(Request):
Gather from the material every line that contains the string "name".
##### Records provided
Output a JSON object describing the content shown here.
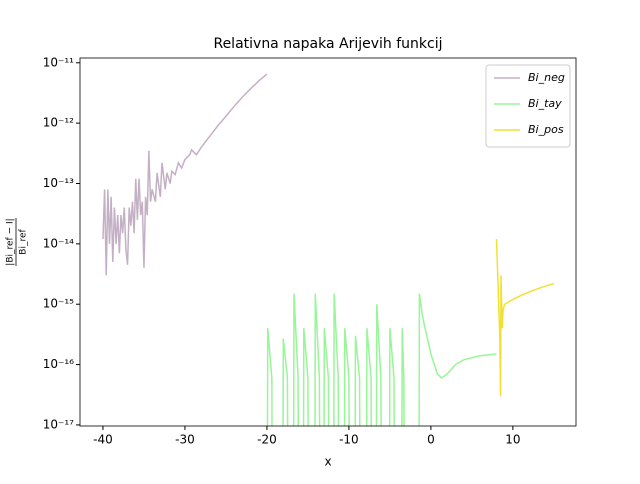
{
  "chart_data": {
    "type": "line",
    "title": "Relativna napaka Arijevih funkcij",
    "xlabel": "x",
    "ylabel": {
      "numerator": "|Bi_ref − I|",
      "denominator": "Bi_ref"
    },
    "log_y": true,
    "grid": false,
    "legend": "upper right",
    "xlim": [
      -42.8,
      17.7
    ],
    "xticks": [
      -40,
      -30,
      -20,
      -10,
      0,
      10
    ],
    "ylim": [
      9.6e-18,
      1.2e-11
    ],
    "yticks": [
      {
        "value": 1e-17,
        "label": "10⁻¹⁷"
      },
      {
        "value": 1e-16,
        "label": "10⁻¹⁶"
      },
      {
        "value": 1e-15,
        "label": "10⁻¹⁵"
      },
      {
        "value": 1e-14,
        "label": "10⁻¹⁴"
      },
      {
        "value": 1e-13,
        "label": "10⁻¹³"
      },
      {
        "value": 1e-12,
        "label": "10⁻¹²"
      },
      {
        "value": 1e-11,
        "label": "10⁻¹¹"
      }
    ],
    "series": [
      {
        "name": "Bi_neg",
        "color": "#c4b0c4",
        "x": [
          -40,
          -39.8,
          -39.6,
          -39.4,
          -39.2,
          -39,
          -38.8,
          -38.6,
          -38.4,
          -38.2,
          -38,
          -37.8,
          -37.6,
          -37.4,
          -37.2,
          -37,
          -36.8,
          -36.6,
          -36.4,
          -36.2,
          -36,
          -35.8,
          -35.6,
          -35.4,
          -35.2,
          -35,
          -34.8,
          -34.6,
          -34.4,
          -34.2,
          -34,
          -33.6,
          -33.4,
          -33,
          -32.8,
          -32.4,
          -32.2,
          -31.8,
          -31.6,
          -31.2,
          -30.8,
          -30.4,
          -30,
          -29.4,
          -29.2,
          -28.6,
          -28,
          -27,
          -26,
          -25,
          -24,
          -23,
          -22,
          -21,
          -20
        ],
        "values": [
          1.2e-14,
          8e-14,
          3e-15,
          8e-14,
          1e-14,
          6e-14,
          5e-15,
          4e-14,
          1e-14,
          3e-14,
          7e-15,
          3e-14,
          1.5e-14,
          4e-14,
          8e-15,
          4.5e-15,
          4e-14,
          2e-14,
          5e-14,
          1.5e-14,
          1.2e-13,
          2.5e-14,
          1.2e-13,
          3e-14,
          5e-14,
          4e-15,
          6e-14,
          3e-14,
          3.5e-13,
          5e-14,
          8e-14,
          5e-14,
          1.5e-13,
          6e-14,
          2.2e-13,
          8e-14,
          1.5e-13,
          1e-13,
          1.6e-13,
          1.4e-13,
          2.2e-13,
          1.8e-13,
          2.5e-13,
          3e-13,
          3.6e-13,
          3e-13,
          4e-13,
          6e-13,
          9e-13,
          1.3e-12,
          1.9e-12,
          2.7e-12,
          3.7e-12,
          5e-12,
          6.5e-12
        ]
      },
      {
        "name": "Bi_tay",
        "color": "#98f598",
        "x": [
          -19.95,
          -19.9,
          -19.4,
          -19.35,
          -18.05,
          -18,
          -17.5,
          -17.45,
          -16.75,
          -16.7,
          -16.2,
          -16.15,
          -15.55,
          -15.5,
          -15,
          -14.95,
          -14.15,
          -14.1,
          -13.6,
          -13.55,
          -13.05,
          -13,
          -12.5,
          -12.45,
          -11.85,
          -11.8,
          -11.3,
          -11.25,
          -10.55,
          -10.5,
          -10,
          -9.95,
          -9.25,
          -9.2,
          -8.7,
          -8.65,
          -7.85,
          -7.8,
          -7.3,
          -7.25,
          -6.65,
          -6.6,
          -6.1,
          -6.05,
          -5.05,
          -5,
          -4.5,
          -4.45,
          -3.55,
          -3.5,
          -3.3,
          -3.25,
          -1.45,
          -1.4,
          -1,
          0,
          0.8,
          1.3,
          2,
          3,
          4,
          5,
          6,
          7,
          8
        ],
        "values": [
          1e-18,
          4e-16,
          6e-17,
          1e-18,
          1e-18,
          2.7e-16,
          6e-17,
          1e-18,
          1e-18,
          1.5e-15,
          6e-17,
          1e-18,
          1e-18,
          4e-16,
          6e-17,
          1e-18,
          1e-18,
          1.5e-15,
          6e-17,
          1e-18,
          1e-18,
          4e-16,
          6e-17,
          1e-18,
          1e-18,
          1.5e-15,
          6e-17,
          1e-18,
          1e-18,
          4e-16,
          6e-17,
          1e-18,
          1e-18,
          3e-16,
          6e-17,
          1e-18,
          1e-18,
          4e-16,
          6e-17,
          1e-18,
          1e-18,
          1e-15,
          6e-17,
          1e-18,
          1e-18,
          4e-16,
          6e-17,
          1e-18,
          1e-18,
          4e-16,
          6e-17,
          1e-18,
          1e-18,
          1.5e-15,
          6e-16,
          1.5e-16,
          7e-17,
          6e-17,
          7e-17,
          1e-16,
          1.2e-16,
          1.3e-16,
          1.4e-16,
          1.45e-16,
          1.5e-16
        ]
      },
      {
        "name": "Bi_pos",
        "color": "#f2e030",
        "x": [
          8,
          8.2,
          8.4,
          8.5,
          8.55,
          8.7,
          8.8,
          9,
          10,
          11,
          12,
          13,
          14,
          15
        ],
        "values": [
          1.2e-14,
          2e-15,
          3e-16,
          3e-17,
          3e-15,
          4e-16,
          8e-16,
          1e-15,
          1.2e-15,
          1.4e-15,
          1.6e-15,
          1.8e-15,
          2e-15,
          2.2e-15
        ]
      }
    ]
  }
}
##########
##### Records provided
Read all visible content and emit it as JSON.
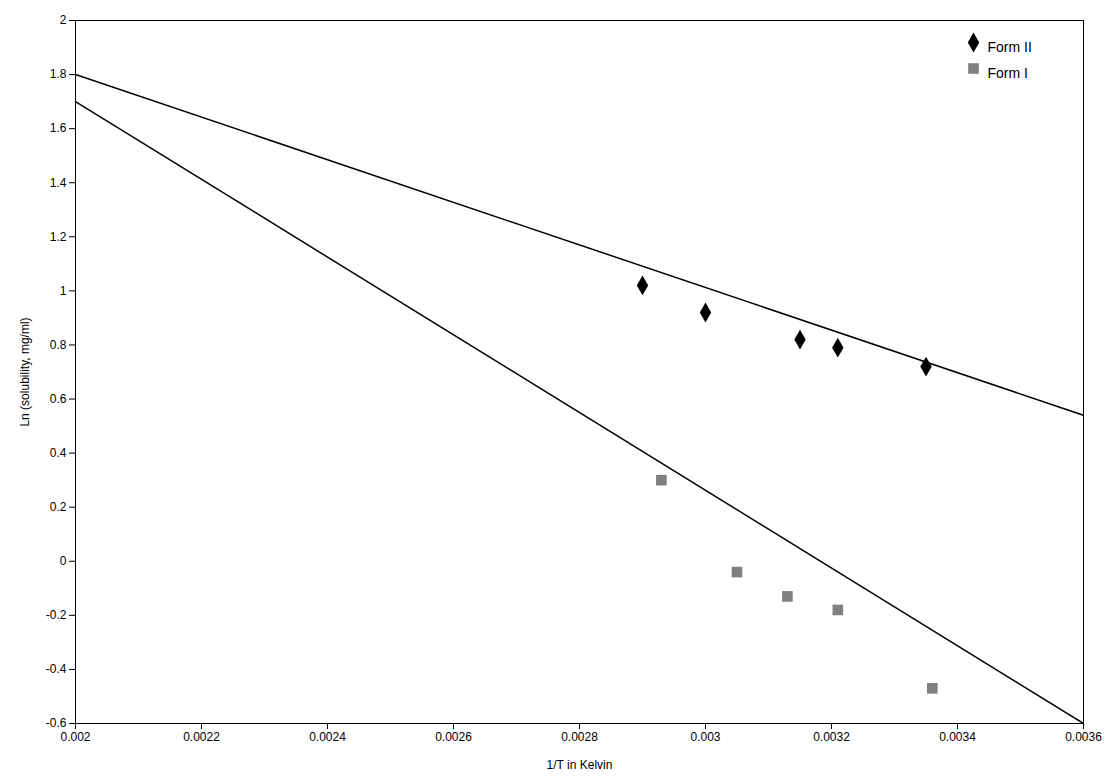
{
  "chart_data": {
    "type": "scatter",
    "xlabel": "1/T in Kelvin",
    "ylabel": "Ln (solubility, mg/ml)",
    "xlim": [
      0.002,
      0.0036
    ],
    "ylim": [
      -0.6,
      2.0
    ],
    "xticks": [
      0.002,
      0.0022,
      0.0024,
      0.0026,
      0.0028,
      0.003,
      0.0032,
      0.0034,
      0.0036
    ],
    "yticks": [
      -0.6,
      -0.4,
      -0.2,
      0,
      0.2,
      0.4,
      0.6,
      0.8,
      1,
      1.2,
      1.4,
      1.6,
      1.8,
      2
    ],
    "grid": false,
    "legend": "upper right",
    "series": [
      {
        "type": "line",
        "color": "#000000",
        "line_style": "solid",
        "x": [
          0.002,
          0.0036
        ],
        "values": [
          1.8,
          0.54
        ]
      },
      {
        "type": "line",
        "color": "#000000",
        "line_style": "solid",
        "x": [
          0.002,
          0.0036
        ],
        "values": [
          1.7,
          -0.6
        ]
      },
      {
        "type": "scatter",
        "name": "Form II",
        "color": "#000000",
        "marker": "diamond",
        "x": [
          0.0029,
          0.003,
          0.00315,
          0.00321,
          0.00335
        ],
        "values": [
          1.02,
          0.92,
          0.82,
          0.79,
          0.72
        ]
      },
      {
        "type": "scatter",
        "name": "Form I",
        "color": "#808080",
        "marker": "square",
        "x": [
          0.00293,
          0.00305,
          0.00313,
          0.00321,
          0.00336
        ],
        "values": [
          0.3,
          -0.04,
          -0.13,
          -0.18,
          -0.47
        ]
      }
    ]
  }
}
##########
(Result of the task):
        "name": "Bi_neg",
        "name": "Bi_tay",
        "name": "Bi_pos",
        "name": "Form II",
        "name": "Form I",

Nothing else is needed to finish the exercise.